TRECHO SELECIONADO ->
= = = =
Meirelles diz que Brasil está tranqüilo, mas monitora crise nos EUA
DEISE DE OLIVEIRA
da Folha Online
O presidente do Banco Central, Henrique Meirelles, descartou hoje a necessidade do Brasil de adotar "medidas de impacto imediato" para conter as turbulências nos mercados. Ele disse, no entanto, que o Brasil pode necessitar de medidas que possam manter a estabilidade do mercado.
"Estamos avaliando com bastante atenção, mas não há ainda nenhuma necessidade específica [a ser tomada]. O mercado brasileiro está líquido e não tem enfrentado problemas de outros países e suas moedas locais. Portanto, não vemos necessidade de medidas pontuais nesta área", afirmou o presidente do BC.
As declarações de Meirelles comentam afirmação feita hoje pelo ministro Guido Mantega (Fazenda), que avaliou que o Brasil não precisará tomar nenhuma medida para compensar uma possível desaceleração da economia norte-americana.
"O Brasil pode precisar de medidas como aquelas que tem sido implementadas nos últimos anos, que façam com que a economia continue a funcionar com estabilidade, para que possamos evitar crise no mercado financeiro ou de liquidez ou que possam prejudicar o crescimento econômico", afirmou.
Meirelles voltou a afirmar que o Brasil está preparado para enfrentar a crise de crédito nos EUA, mas condicionou o crescimento do Brasil em 2008 na ordem de 5% em como o cenário atual vai se desenvolver.
= = = =
DADOS DO EXERCÍCIO ->
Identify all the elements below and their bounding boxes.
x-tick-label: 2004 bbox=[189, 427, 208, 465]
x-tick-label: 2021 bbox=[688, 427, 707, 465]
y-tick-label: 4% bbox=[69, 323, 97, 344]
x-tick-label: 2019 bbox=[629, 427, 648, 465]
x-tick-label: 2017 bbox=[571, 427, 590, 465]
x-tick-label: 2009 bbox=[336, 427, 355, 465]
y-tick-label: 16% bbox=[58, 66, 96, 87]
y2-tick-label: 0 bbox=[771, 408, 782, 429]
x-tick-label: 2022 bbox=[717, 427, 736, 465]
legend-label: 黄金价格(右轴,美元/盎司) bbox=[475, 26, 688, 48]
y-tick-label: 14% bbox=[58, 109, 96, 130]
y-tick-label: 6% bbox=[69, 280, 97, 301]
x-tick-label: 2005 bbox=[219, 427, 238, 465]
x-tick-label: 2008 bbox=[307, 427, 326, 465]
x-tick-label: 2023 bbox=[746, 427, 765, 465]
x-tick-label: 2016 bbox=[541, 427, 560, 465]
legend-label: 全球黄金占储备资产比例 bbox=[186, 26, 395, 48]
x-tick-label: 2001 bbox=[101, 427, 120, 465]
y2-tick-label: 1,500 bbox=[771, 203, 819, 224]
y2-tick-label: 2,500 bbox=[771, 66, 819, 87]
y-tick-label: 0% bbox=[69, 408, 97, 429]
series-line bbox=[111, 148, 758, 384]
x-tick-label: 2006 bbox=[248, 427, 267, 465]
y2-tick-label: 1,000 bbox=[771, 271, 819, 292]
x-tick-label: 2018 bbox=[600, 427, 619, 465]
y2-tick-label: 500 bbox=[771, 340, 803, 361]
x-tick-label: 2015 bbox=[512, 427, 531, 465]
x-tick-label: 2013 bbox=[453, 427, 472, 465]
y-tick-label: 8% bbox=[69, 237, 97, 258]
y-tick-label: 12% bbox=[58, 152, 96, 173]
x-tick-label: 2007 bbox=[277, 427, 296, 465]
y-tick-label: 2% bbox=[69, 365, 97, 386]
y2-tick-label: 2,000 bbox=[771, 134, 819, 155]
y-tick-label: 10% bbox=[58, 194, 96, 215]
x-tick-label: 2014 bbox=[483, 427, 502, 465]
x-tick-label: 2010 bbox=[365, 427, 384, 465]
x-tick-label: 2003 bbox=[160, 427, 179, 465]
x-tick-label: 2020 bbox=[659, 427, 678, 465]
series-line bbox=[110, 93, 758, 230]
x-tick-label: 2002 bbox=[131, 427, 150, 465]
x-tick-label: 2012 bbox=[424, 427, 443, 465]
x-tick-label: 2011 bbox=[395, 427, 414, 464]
= = = =
TAREFA A -> Liste o nome de todas as pessoas mencionadas na notícia sobre Meirelles e a crise nos EUA.
TAREFA B -> Traduza para o inglês esta frase da notícia sobre Meirelles e a crise nos EUA: "As declarações de Meirelles comentam afirmação feita hoje pelo ministro Guido Mantega (Fazenda), que avaliou que o Brasil não precisará tomar nenhuma medida para compensar uma possível desaceleração da economia norte-americana."
TAREFA C -> Dê continuidade à notícia sobre Meirelles e a crise nos EUA a partir do ponto em que ela termina.

RESPOSTA ESCRITA A -> Deise de Oliveira, Henrique Meirelles, Guido Mantega

RESPOSTA ESCRITA B -> Meirelles's statements comment on a remark made today by Minister Guido Mantega (Finance), who assessed that Brazil will not need to take any measures to offset a possible slowdown in the U.S. economy.

RESPOSTA ESCRITA C ->
"O Brasil está menos dependente dos mercados internacionais. Mas evidentemente que os EUA são a maior economia e se eles tiverem problemas graves, isso não é bom para ninguém, nem para o Brasil".
Para o presidente do Banco Central, a situação é propícia ao aprendizado. "Temos de olhar em frente e aprender com as lições de outros países, principalmente com lições que podem ter levado a certos exageros na concessão de crédito", disse. "Não há nenhum tipo de emergência. O Brasil está preparado. Mas devemos aprender."
Ontem, o banco americano Citigroup anunciou prejuízo líquido de US$ 9,83 bilhões (perda de US$ 1,99 por ação) no quarto trimestre. Segundo a instituição, o desempenho foi afetado pelas perdas de US$ 18,1 bilhões ligadas a créditos de risco. Os resultados abalaram as Bolsas no mundo todo na terça-feira e continuam a interferir hoje.